*Records provided*
+ + + + + + +

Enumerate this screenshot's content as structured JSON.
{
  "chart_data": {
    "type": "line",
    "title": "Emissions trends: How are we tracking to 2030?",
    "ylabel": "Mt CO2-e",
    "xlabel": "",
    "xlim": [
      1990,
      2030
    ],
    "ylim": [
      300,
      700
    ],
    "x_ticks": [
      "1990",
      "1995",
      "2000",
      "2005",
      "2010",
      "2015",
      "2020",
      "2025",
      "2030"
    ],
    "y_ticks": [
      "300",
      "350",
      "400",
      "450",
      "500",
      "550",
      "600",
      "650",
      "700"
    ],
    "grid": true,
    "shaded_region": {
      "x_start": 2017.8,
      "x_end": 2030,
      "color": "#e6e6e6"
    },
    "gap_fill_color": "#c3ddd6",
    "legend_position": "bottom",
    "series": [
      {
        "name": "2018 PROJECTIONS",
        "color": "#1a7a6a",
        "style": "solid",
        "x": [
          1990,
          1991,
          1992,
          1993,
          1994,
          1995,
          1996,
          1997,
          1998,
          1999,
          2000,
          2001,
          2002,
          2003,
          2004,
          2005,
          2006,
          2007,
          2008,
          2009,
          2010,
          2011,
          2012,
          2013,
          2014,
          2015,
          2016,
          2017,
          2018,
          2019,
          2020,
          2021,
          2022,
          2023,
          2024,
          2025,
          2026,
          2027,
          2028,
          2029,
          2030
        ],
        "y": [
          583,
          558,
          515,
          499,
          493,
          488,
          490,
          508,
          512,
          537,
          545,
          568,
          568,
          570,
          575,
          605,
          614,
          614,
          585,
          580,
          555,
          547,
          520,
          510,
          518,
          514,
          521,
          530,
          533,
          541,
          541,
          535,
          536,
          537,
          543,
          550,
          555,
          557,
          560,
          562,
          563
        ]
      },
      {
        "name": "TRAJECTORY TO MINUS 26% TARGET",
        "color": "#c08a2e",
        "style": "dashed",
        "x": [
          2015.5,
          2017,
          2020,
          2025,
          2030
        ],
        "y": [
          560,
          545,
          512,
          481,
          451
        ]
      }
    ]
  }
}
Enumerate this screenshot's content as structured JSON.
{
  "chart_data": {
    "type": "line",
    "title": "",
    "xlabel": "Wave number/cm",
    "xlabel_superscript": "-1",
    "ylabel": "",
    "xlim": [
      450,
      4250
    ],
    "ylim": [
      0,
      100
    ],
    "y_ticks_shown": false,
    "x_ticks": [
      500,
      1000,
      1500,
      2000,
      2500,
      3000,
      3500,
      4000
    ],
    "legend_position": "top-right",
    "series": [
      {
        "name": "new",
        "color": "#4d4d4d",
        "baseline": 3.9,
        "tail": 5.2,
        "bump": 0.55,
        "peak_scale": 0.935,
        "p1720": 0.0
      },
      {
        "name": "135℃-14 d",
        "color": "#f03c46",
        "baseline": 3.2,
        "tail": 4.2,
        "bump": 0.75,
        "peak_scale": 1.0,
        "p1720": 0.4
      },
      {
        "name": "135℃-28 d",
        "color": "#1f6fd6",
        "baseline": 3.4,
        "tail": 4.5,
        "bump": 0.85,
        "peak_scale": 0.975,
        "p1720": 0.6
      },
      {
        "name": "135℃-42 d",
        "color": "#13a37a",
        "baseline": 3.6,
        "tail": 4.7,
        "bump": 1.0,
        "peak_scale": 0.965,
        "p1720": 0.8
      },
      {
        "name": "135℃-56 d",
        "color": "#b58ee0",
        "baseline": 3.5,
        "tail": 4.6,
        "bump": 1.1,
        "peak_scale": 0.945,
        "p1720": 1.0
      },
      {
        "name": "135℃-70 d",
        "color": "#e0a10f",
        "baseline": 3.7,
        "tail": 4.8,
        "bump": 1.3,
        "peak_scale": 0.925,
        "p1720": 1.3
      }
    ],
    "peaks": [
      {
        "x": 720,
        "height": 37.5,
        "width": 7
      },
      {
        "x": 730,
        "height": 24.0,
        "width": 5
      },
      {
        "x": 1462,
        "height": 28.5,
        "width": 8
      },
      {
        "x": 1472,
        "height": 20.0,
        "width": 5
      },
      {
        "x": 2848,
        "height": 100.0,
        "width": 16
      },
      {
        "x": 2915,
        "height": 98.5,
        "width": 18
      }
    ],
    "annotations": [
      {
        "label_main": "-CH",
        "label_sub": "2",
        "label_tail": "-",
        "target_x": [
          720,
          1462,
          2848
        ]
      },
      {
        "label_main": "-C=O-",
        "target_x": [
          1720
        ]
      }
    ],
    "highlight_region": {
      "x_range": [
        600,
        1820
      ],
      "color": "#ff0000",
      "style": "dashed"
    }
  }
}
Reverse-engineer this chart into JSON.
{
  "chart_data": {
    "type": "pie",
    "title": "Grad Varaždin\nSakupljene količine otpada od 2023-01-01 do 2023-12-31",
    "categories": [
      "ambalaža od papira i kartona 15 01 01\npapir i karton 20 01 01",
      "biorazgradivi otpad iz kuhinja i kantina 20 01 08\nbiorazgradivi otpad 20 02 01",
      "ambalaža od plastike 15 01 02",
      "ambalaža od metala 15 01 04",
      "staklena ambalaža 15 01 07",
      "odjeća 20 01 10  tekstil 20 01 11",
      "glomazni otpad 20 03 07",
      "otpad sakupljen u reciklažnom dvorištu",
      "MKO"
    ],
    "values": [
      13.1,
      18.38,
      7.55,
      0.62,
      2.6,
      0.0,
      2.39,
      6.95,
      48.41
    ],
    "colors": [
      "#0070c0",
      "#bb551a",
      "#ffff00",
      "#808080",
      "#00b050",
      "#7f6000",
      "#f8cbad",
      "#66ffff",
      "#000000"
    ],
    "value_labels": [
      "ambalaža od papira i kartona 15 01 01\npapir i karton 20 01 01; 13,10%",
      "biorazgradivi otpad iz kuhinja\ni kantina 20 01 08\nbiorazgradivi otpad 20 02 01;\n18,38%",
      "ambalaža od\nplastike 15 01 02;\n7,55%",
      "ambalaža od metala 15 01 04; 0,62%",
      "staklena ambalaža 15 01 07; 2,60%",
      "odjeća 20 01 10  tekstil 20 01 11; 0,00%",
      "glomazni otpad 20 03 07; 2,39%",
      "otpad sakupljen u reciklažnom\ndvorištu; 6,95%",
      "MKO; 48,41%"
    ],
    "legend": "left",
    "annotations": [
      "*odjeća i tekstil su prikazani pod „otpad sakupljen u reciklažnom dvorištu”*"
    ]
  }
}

+ + + + + + +

*Aim*
In the listing, find all lines with the string "glomazni" and copy them.

*Reply*
      "glomazni otpad 20 03 07",
      "glomazni otpad 20 03 07; 2,39%",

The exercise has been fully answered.